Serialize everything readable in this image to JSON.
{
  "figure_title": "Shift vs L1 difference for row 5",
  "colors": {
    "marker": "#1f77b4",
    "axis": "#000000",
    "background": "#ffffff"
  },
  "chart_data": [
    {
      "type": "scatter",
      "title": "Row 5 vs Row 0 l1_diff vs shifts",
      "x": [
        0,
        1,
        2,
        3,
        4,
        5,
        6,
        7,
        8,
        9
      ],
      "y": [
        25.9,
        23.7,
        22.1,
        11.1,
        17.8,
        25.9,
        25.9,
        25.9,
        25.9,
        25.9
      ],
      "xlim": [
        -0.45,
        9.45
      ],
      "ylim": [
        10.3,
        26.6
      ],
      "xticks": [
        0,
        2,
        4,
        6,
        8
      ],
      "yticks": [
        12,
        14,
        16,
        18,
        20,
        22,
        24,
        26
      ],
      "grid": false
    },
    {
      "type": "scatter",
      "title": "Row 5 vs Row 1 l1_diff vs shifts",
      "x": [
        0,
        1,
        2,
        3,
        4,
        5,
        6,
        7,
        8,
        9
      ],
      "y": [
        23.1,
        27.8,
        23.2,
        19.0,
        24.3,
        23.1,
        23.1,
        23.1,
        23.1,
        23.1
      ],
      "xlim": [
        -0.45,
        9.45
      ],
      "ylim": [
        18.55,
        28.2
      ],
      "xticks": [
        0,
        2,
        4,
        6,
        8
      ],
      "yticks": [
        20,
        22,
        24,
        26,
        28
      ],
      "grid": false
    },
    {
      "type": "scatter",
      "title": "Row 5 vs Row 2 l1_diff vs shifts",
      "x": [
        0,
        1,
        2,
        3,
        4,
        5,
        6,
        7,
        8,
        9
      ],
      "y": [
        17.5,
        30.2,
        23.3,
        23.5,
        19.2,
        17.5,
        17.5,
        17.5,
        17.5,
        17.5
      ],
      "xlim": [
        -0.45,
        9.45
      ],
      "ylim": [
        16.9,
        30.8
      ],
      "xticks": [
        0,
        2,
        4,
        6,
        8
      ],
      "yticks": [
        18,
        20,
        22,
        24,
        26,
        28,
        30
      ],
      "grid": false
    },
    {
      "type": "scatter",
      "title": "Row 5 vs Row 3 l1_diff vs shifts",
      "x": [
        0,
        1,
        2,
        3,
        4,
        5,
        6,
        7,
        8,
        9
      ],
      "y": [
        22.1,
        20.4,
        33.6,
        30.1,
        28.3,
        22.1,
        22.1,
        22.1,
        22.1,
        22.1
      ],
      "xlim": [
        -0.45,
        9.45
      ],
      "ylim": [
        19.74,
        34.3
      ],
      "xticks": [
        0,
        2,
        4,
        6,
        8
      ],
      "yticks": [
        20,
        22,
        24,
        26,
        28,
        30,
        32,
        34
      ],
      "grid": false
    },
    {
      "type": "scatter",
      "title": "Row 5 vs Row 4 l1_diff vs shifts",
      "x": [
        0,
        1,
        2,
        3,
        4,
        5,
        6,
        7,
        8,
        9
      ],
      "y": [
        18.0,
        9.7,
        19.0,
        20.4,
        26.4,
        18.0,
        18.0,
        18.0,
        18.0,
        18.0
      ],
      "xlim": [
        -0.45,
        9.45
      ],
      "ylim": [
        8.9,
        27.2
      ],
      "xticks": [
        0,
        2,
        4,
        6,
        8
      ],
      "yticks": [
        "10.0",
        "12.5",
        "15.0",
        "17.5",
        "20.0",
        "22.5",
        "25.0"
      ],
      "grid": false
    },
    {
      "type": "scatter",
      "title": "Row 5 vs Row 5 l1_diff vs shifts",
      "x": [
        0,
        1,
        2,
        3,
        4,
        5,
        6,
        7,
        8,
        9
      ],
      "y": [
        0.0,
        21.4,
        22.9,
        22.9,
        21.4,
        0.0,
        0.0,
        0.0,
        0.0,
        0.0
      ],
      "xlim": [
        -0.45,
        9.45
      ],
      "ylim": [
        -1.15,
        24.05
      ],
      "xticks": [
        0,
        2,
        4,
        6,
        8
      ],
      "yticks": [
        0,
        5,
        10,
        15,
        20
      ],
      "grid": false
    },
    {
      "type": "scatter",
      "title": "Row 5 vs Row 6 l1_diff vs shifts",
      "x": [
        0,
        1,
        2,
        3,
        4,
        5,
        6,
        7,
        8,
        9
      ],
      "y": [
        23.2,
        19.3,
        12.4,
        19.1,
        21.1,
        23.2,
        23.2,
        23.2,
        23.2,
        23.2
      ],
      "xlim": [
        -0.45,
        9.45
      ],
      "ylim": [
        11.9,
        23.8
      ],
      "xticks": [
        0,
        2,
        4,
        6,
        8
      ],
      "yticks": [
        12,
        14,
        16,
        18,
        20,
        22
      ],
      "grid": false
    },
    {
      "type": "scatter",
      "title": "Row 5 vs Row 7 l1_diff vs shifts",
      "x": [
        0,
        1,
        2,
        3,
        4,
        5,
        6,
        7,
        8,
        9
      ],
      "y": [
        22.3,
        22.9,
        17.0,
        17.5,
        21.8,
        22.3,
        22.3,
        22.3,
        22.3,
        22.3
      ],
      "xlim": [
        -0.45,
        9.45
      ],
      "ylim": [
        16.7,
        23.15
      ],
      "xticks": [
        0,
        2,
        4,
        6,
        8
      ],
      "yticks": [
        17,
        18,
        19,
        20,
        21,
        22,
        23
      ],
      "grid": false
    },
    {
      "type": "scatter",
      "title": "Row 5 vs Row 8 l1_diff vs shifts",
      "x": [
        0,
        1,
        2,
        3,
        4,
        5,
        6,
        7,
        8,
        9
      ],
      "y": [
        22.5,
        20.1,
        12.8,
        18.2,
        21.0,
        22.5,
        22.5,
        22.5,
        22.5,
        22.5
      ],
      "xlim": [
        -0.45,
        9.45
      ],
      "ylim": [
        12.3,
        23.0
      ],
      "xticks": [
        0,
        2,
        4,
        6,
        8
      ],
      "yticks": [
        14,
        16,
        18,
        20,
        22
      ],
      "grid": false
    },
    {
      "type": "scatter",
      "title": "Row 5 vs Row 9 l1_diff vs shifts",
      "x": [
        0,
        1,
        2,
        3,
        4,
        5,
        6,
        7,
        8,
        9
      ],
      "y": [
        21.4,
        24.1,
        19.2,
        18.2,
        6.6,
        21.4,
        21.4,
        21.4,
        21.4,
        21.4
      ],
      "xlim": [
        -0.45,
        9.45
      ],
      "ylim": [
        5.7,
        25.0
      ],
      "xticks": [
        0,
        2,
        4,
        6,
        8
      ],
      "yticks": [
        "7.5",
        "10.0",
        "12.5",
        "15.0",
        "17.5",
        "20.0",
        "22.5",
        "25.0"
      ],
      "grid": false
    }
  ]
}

» Task details: Return each entry from the material above exactly as it appears.

» Response to the task:
Serialize everything readable in this image to JSON.
{
  "figure_title": "Shift vs L1 difference for row 5",
  "colors": {
    "marker": "#1f77b4",
    "axis": "#000000",
    "background": "#ffffff"
  },
  "chart_data": [
    {
      "type": "scatter",
      "title": "Row 5 vs Row 0 l1_diff vs shifts",
      "x": [
        0,
        1,
        2,
        3,
        4,
        5,
        6,
        7,
        8,
        9
      ],
      "y": [
        25.9,
        23.7,
        22.1,
        11.1,
        17.8,
        25.9,
        25.9,
        25.9,
        25.9,
        25.9
      ],
      "xlim": [
        -0.45,
        9.45
      ],
      "ylim": [
        10.3,
        26.6
      ],
      "xticks": [
        0,
        2,
        4,
        6,
        8
      ],
      "yticks": [
        12,
        14,
        16,
        18,
        20,
        22,
        24,
        26
      ],
      "grid": false
    },
    {
      "type": "scatter",
      "title": "Row 5 vs Row 1 l1_diff vs shifts",
      "x": [
        0,
        1,
        2,
        3,
        4,
        5,
        6,
        7,
        8,
        9
      ],
      "y": [
        23.1,
        27.8,
        23.2,
        19.0,
        24.3,
        23.1,
        23.1,
        23.1,
        23.1,
        23.1
      ],
      "xlim": [
        -0.45,
        9.45
      ],
      "ylim": [
        18.55,
        28.2
      ],
      "xticks": [
        0,
        2,
        4,
        6,
        8
      ],
      "yticks": [
        20,
        22,
        24,
        26,
        28
      ],
      "grid": false
    },
    {
      "type": "scatter",
      "title": "Row 5 vs Row 2 l1_diff vs shifts",
      "x": [
        0,
        1,
        2,
        3,
        4,
        5,
        6,
        7,
        8,
        9
      ],
      "y": [
        17.5,
        30.2,
        23.3,
        23.5,
        19.2,
        17.5,
        17.5,
        17.5,
        17.5,
        17.5
      ],
      "xlim": [
        -0.45,
        9.45
      ],
      "ylim": [
        16.9,
        30.8
      ],
      "xticks": [
        0,
        2,
        4,
        6,
        8
      ],
      "yticks": [
        18,
        20,
        22,
        24,
        26,
        28,
        30
      ],
      "grid": false
    },
    {
      "type": "scatter",
      "title": "Row 5 vs Row 3 l1_diff vs shifts",
      "x": [
        0,
        1,
        2,
        3,
        4,
        5,
        6,
        7,
        8,
        9
      ],
      "y": [
        22.1,
        20.4,
        33.6,
        30.1,
        28.3,
        22.1,
        22.1,
        22.1,
        22.1,
        22.1
      ],
      "xlim": [
        -0.45,
        9.45
      ],
      "ylim": [
        19.74,
        34.3
      ],
      "xticks": [
        0,
        2,
        4,
        6,
        8
      ],
      "yticks": [
        20,
        22,
        24,
        26,
        28,
        30,
        32,
        34
      ],
      "grid": false
    },
    {
      "type": "scatter",
      "title": "Row 5 vs Row 4 l1_diff vs shifts",
      "x": [
        0,
        1,
        2,
        3,
        4,
        5,
        6,
        7,
        8,
        9
      ],
      "y": [
        18.0,
        9.7,
        19.0,
        20.4,
        26.4,
        18.0,
        18.0,
        18.0,
        18.0,
        18.0
      ],
      "xlim": [
        -0.45,
        9.45
      ],
      "ylim": [
        8.9,
        27.2
      ],
      "xticks": [
        0,
        2,
        4,
        6,
        8
      ],
      "yticks": [
        "10.0",
        "12.5",
        "15.0",
        "17.5",
        "20.0",
        "22.5",
        "25.0"
      ],
      "grid": false
    },
    {
      "type": "scatter",
      "title": "Row 5 vs Row 5 l1_diff vs shifts",
      "x": [
        0,
        1,
        2,
        3,
        4,
        5,
        6,
        7,
        8,
        9
      ],
      "y": [
        0.0,
        21.4,
        22.9,
        22.9,
        21.4,
        0.0,
        0.0,
        0.0,
        0.0,
        0.0
      ],
      "xlim": [
        -0.45,
        9.45
      ],
      "ylim": [
        -1.15,
        24.05
      ],
      "xticks": [
        0,
        2,
        4,
        6,
        8
      ],
      "yticks": [
        0,
        5,
        10,
        15,
        20
      ],
      "grid": false
    },
    {
      "type": "scatter",
      "title": "Row 5 vs Row 6 l1_diff vs shifts",
      "x": [
        0,
        1,
        2,
        3,
        4,
        5,
        6,
        7,
        8,
        9
      ],
      "y": [
        23.2,
        19.3,
        12.4,
        19.1,
        21.1,
        23.2,
        23.2,
        23.2,
        23.2,
        23.2
      ],
      "xlim": [
        -0.45,
        9.45
      ],
      "ylim": [
        11.9,
        23.8
      ],
      "xticks": [
        0,
        2,
        4,
        6,
        8
      ],
      "yticks": [
        12,
        14,
        16,
        18,
        20,
        22
      ],
      "grid": false
    },
    {
      "type": "scatter",
      "title": "Row 5 vs Row 7 l1_diff vs shifts",
      "x": [
        0,
        1,
        2,
        3,
        4,
        5,
        6,
        7,
        8,
        9
      ],
      "y": [
        22.3,
        22.9,
        17.0,
        17.5,
        21.8,
        22.3,
        22.3,
        22.3,
        22.3,
        22.3
      ],
      "xlim": [
        -0.45,
        9.45
      ],
      "ylim": [
        16.7,
        23.15
      ],
      "xticks": [
        0,
        2,
        4,
        6,
        8
      ],
      "yticks": [
        17,
        18,
        19,
        20,
        21,
        22,
        23
      ],
      "grid": false
    },
    {
      "type": "scatter",
      "title": "Row 5 vs Row 8 l1_diff vs shifts",
      "x": [
        0,
        1,
        2,
        3,
        4,
        5,
        6,
        7,
        8,
        9
      ],
      "y": [
        22.5,
        20.1,
        12.8,
        18.2,
        21.0,
        22.5,
        22.5,
        22.5,
        22.5,
        22.5
      ],
      "xlim": [
        -0.45,
        9.45
      ],
      "ylim": [
        12.3,
        23.0
      ],
      "xticks": [
        0,
        2,
        4,
        6,
        8
      ],
      "yticks": [
        14,
        16,
        18,
        20,
        22
      ],
      "grid": false
    },
    {
      "type": "scatter",
      "title": "Row 5 vs Row 9 l1_diff vs shifts",
      "x": [
        0,
        1,
        2,
        3,
        4,
        5,
        6,
        7,
        8,
        9
      ],
      "y": [
        21.4,
        24.1,
        19.2,
        18.2,
        6.6,
        21.4,
        21.4,
        21.4,
        21.4,
        21.4
      ],
      "xlim": [
        -0.45,
        9.45
      ],
      "ylim": [
        5.7,
        25.0
      ],
      "xticks": [
        0,
        2,
        4,
        6,
        8
      ],
      "yticks": [
        "7.5",
        "10.0",
        "12.5",
        "15.0",
        "17.5",
        "20.0",
        "22.5",
        "25.0"
      ],
      "grid": false
    }
  ]
}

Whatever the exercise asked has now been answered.